Entries supplied:
— START —

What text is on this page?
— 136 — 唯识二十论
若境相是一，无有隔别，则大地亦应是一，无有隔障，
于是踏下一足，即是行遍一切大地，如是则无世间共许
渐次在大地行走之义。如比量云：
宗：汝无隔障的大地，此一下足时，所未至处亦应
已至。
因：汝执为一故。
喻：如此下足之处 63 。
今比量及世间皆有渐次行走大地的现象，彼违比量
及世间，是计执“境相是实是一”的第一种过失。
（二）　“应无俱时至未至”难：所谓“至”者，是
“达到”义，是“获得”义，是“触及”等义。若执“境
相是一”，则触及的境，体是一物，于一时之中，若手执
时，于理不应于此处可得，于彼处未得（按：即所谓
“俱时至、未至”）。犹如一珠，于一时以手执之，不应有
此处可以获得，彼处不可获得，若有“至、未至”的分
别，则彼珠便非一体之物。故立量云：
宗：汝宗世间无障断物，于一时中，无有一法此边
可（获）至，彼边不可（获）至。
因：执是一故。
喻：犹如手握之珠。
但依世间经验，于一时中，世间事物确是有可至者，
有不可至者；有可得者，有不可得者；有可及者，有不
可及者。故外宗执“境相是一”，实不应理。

— END —
— START —

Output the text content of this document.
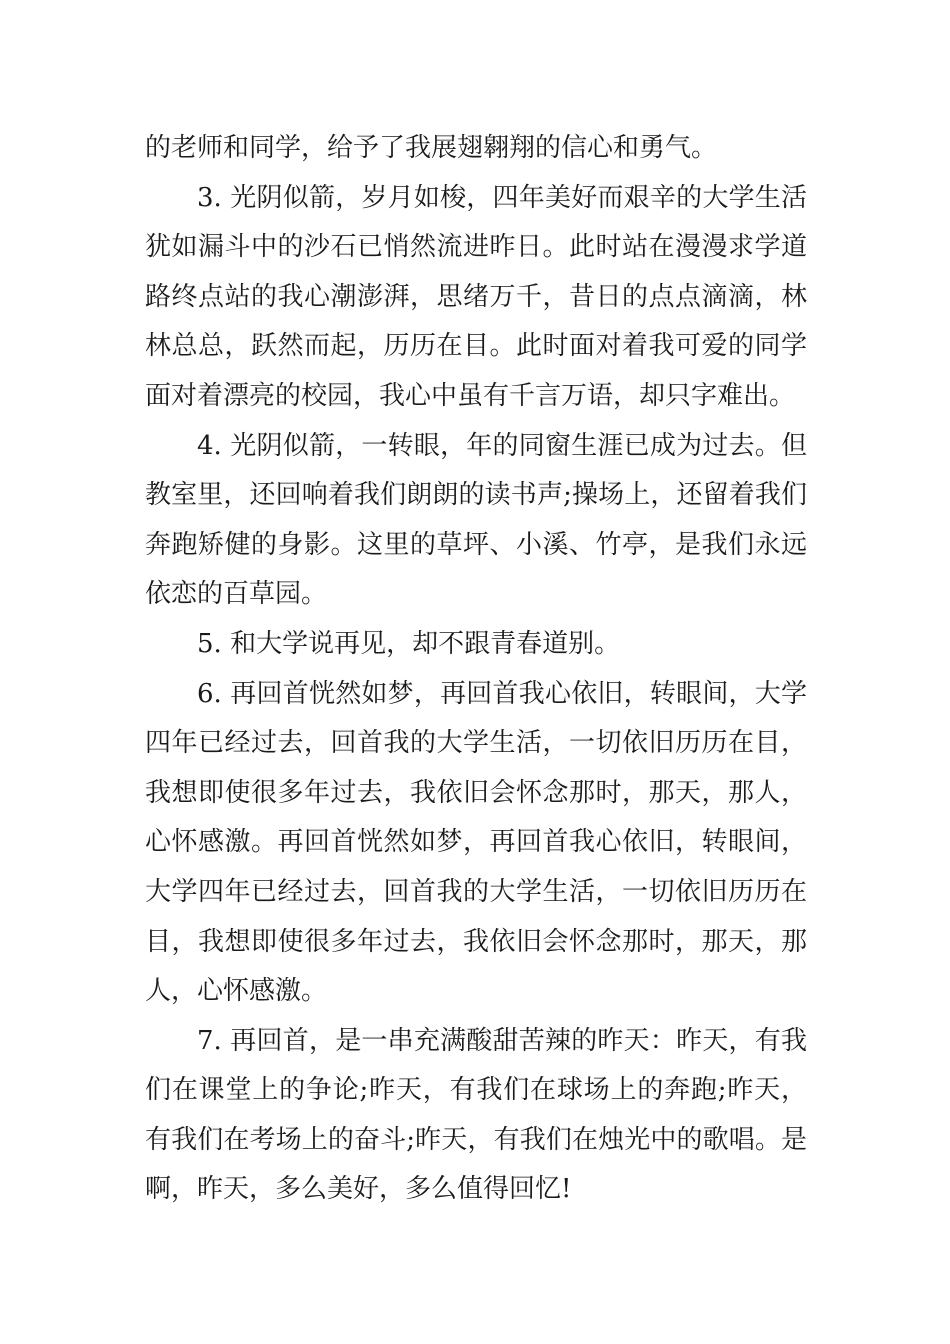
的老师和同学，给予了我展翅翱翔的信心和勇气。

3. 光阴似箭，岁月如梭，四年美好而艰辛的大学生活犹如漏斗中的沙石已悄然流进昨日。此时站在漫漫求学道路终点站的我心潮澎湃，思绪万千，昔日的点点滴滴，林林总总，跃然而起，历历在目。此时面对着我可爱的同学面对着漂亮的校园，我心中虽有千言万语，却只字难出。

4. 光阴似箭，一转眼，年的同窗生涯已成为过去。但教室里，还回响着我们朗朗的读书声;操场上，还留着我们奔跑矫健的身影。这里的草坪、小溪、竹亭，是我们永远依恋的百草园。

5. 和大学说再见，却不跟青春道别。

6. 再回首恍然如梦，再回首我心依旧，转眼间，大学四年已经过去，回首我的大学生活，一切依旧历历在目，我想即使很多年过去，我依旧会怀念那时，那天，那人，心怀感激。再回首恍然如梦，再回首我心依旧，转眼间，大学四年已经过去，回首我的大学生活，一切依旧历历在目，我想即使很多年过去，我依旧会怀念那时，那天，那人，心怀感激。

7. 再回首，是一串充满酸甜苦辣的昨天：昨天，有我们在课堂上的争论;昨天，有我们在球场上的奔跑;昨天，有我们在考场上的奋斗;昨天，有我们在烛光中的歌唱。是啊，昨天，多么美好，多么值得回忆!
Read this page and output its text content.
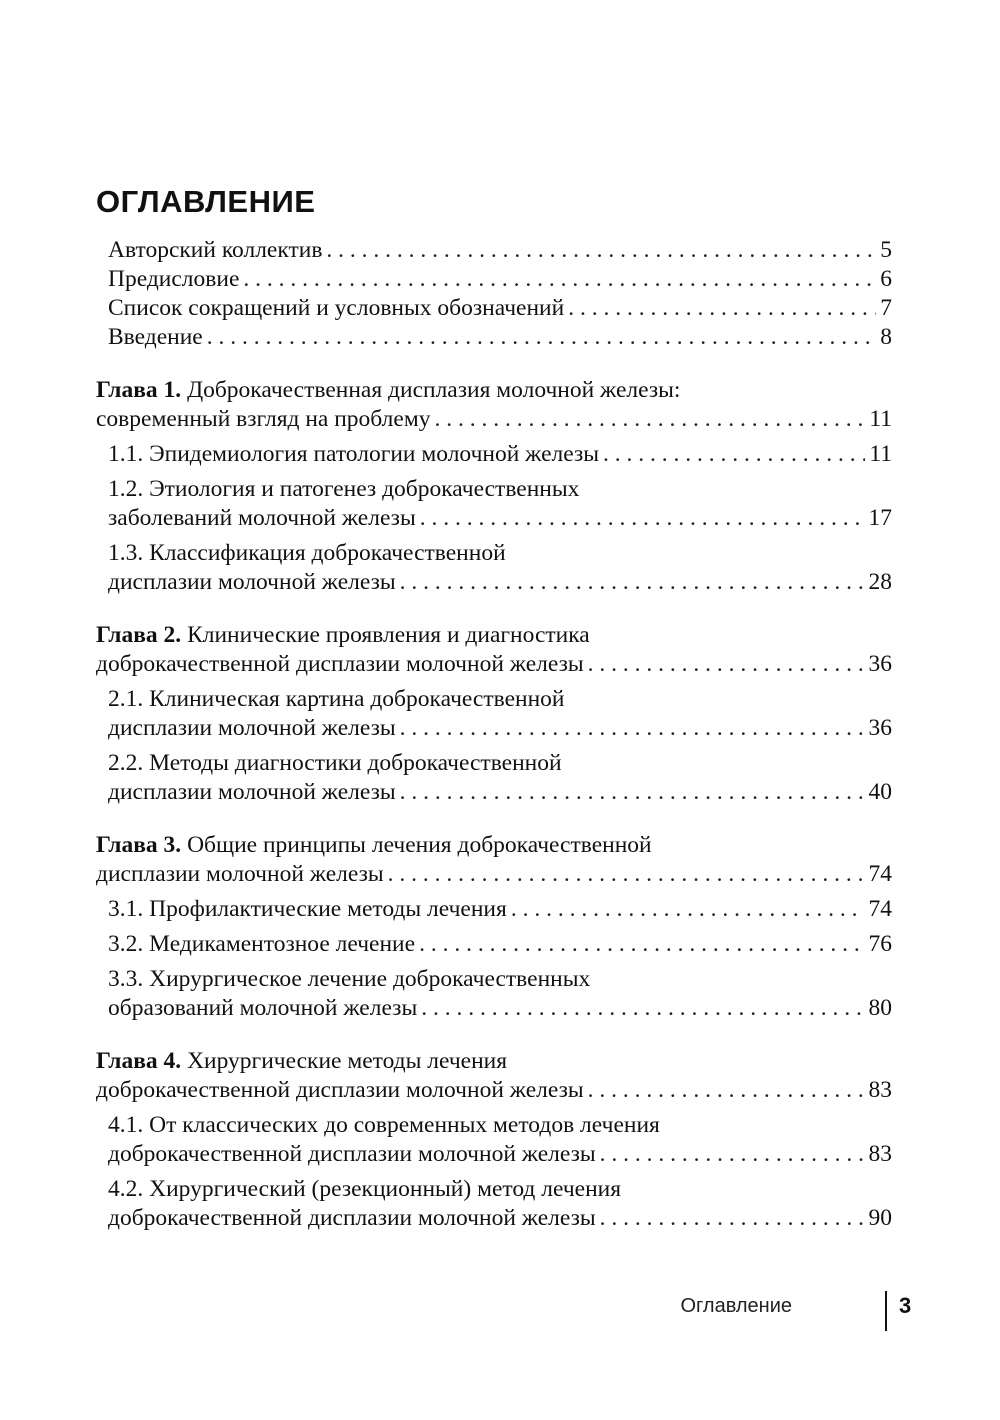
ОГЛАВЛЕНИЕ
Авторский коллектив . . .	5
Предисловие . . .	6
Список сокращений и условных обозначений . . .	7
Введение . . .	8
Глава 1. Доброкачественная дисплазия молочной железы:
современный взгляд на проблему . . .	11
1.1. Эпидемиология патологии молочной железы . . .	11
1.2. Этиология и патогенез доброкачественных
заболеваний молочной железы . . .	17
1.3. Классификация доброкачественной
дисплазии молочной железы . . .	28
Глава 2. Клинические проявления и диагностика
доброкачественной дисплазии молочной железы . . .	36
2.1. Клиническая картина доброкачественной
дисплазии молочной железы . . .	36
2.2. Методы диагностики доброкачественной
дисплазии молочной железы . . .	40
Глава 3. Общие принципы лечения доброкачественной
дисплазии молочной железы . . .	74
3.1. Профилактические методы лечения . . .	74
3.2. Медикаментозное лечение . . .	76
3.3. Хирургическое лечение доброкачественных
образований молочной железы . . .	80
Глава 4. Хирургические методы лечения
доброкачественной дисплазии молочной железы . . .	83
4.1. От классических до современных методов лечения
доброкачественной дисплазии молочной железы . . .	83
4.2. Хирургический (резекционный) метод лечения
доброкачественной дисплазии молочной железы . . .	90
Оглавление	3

— END —

Aim of the task: Identify all lines in the records above with the word "лечение".

Answer in full:
3.2. Медикаментозное лечение . . .	76
3.3. Хирургическое лечение доброкачественных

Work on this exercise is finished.